Jobs:
**a)** In the Out of Africa review, which real woman is the character of Felicity based on?
**b)** Extend the Out of Africa review past its final sentence.

Text provided:
First, there's the political level: Colonial Africa before, during, and after World War II populated by all of Europe (and America), and Karen Blixen caught in the middle between Germany and England. Interestingly, the settlers are willing to die for their countries eventhough they have little idea why they are going to war, and communication between Kenya and Europe lags by months, not weeks.
There's the sociological level: White Europeans attempting to civilize and Westernize an essentially foreign land and people. I think the movie does a great job of intimating how the Kikuyus, the Somali, and Masai saw European settlers in their land - comical, enigmatic, and out of their element. Instead of fading into the background, the movie would fail without the simple wisdom of Farah who knows more than any of the white settlers in his land. ("This water must go to Mombasa". "God is great, Saboo"). Interestingly, Sikh Indians are brought to the English Gentlemen's club to act as servants and when Karen dares to enter the men's only den, it's the Sikh who is responsible for escorting her out; none of the English "gentlemen" have the balls or nerve to do it. An interesting observation on the English White man's view of the world before World War I.
Historically, the film portrays real people with some fidelity since all of the characters, even Farah and Kumante, were based on actual people; Kumante was even alive and consulted during the filming in 1982/3. The character of Felicity is based on Beryl Markham, a truly magnificent woman who wrote "West with the Night" which might even portray colonial Africa better than Isak Dineson did.
As a travel log, the movie works as well as any National Geographic since we see, (vicariously through Karen) as she watches a platoon of Masai warriers running through salt flats in full battle dress, as she learns about lions in wild, and how a herd of Elephants looks and sounds from a biplane.
Narratively, "Out of Africa" is not just a "chic flic" as someone posted, unless the poster thinks that all romances are essentially chic flics. I generally can't stand romances, but this operates not just as a romance between people (Karen and Blix, Karen and Dennis) but between people and place. The passion they felt for each other was matched or exceeded by their passion for Africa. When the movie was over, I too had fallen in love with Africa.

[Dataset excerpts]
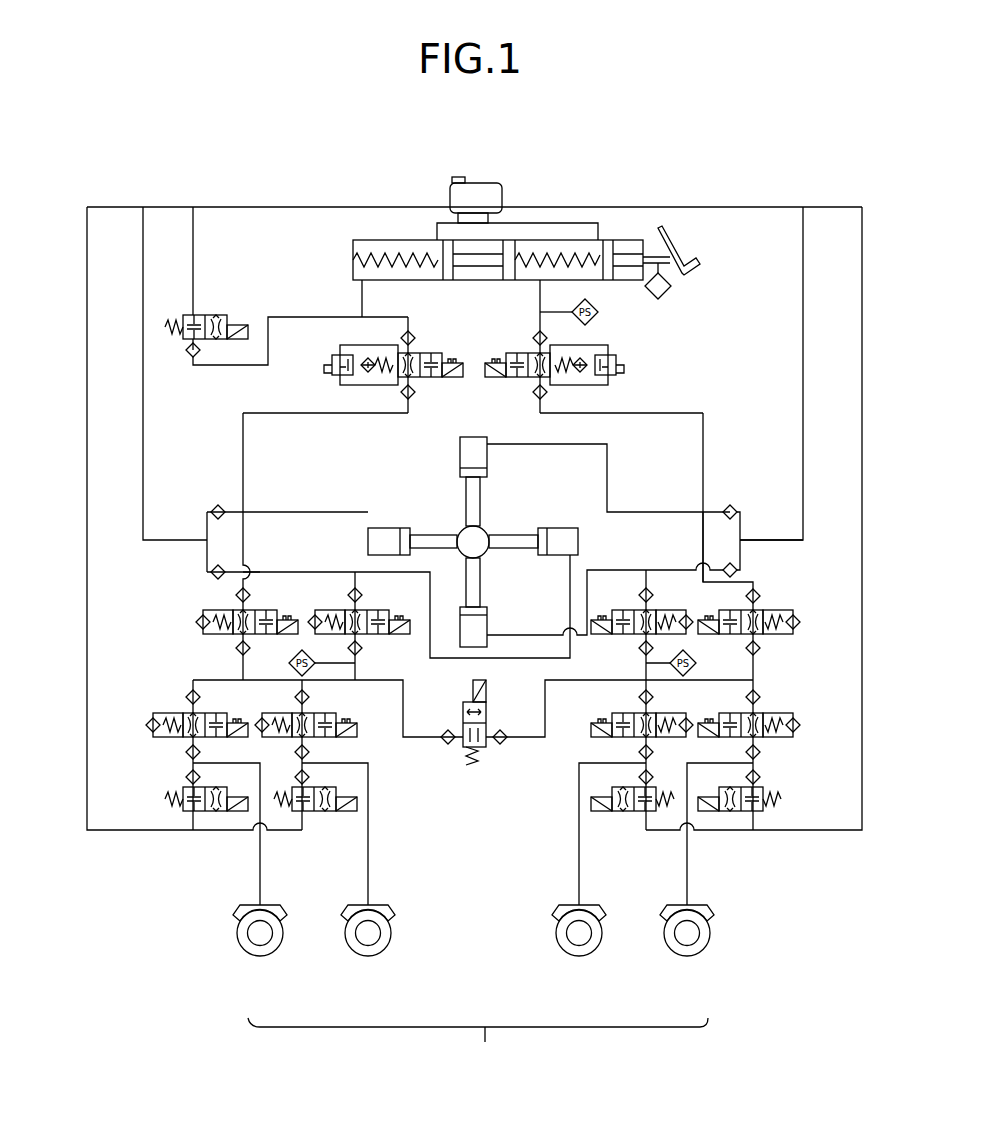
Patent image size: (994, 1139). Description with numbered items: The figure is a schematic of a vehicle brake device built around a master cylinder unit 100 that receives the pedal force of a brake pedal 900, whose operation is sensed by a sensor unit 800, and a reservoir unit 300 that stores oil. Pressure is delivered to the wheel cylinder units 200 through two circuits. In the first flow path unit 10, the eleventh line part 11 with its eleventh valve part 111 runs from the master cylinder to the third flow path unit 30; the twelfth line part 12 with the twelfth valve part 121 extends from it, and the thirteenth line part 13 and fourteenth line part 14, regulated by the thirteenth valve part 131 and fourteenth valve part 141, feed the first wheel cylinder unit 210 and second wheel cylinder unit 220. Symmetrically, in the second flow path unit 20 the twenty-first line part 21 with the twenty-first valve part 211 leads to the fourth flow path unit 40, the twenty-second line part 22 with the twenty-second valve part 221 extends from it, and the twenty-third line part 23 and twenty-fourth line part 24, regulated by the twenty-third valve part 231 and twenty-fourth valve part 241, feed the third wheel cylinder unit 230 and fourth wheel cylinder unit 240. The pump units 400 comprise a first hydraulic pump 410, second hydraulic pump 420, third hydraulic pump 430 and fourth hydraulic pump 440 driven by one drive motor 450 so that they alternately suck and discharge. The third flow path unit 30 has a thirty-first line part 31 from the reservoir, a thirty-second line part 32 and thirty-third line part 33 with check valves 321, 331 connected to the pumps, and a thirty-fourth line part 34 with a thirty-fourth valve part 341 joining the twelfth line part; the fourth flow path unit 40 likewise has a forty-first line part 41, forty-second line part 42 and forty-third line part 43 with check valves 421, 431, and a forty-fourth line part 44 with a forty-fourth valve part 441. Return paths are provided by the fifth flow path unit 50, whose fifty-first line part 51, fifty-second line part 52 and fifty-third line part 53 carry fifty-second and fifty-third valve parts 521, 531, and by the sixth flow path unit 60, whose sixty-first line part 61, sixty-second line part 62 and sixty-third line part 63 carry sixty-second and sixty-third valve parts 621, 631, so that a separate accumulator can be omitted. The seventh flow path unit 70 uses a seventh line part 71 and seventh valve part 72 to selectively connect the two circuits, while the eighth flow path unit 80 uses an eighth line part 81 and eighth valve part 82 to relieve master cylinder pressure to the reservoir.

The master cylinder unit 100 is at (380, 240).
The reservoir unit 300 is at (487, 179).
The brake pedal 900 is at (674, 238).
The sensor unit 800 is at (668, 296).
The eighth flow path unit 80 is at (258, 240).
The eighth line part 81 is at (195, 243).
The eighth valve part 82 is at (206, 315).
The twenty-first valve part 211 is at (415, 353).
The eleventh valve part 111 is at (502, 378).
The second flow path unit 20 is at (283, 408).
The first flow path unit 10 is at (652, 408).
The twenty-first line part 21 is at (243, 451).
The eleventh line part 11 is at (703, 448).
The twelfth line part 12 is at (703, 537).
The twenty-second line part 22 is at (243, 545).
The third flow path unit 30 is at (800, 545).
The thirty-first line part 31 is at (803, 378).
The thirty-second line part 32 is at (607, 478).
The thirty-third line part 33 is at (603, 570).
The thirty-fourth line part 34 is at (646, 663).
The check valve 321 is at (733, 507).
The check valve 331 is at (737, 570).
The thirty-fourth valve part 341 is at (632, 608).
The fourth flow path unit 40 is at (160, 550).
The forty-first line part 41 is at (143, 378).
The forty-second line part 42 is at (318, 512).
The forty-third line part 43 is at (325, 572).
The forty-fourth line part 44 is at (355, 665).
The check valve 421 is at (218, 505).
The check valve 431 is at (212, 574).
The forty-fourth valve part 441 is at (360, 608).
The pump units 400 is at (437, 484).
The first hydraulic pump 410 is at (489, 456).
The second hydraulic pump 420 is at (489, 618).
The third hydraulic pump 430 is at (388, 527).
The fourth hydraulic pump 440 is at (563, 527).
The drive motor 450 is at (489, 530).
The twenty-second valve part 221 is at (210, 633).
The twelfth valve part 121 is at (715, 637).
The twenty-third valve part 231 is at (200, 712).
The twenty-fourth valve part 241 is at (305, 712).
The fourteenth valve part 141 is at (608, 712).
The thirteenth valve part 131 is at (762, 712).
The fifth flow path unit 50 is at (805, 850).
The fifty-first line part 51 is at (862, 616).
The fifty-second line part 52 is at (760, 815).
The fifty-third line part 53 is at (646, 833).
The fifty-second valve part 521 is at (760, 786).
The fifty-third valve part 531 is at (622, 810).
The sixth flow path unit 60 is at (145, 850).
The sixty-first line part 61 is at (87, 616).
The sixty-second line part 62 is at (185, 812).
The sixty-third line part 63 is at (302, 820).
The sixty-second valve part 621 is at (186, 786).
The sixty-third valve part 631 is at (320, 785).
The seventh flow path unit 70 is at (477, 770).
The seventh line part 71 is at (518, 742).
The seventh valve part 72 is at (460, 750).
The thirteenth line part 13 is at (687, 878).
The fourteenth line part 14 is at (579, 878).
The twenty-third line part 23 is at (260, 866).
The twenty-fourth line part 24 is at (368, 860).
The wheel cylinder units 200 is at (478, 1043).
The first wheel cylinder unit 210 is at (689, 956).
The second wheel cylinder unit 220 is at (581, 956).
The third wheel cylinder unit 230 is at (262, 956).
The fourth wheel cylinder unit 240 is at (370, 956).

Expected responses:
**a)** Beryl Markham

**b)**
The movie can be watched simply for its Cinematography, editing, sound, and set design alone. What other movie integrates poetry by Coleridge and Houseman, Mozart's Clarinet Concerto, and the writing of Isak Dineson so easily that you barely notice it? Many scenes translate into still works of art: A bottle of wine and peaches on the hunting table, a Victrola playing Mozart in the African bush, a rainbow over raging falls, lions surveying the land from the Ngong hills.
Such a great and beautiful movie. One that I will watch over and over again until an opportunity to see Victoria falls comes my way.
By the way. I agree that the weakest link in the movie is Robert Redford as Dennis Finch Hadden since his accent is non-existent, but then again I thought that as an American in colonial England (as Hemingway was at this same time), it plays much better.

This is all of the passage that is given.